====== SUPPLIED MATERIAL
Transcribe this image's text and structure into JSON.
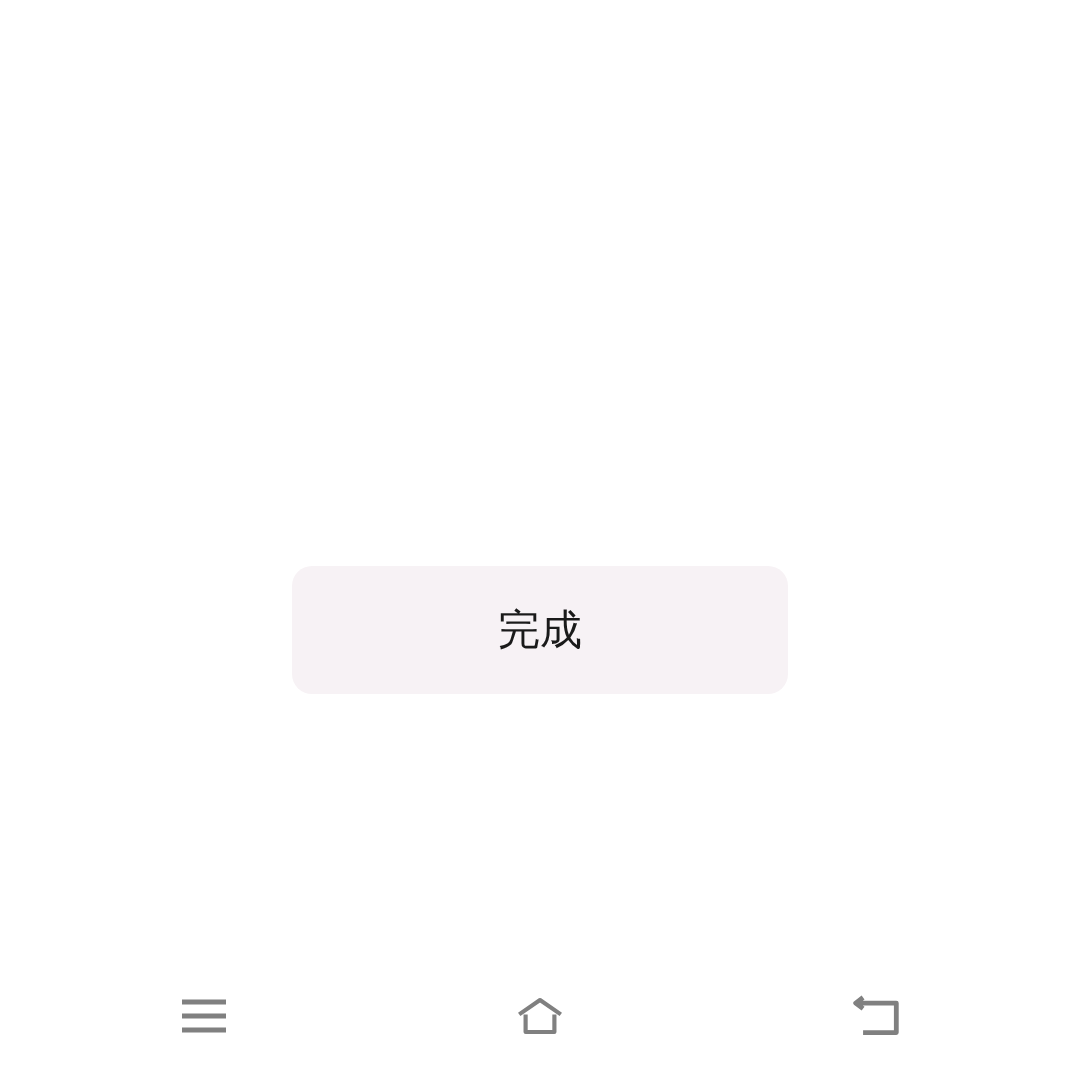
{
  "done_button": {
    "label": "完成"
  }
}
============
▸ **STATED TASK**: Pictures in the records must not appear in the copy; transcribe everything else precisely.

▸ **EXERCISE RESPONSE**:
Transcribe this image's text and structure into JSON.
{
  "done_button": {
    "label": "完成"
  }
}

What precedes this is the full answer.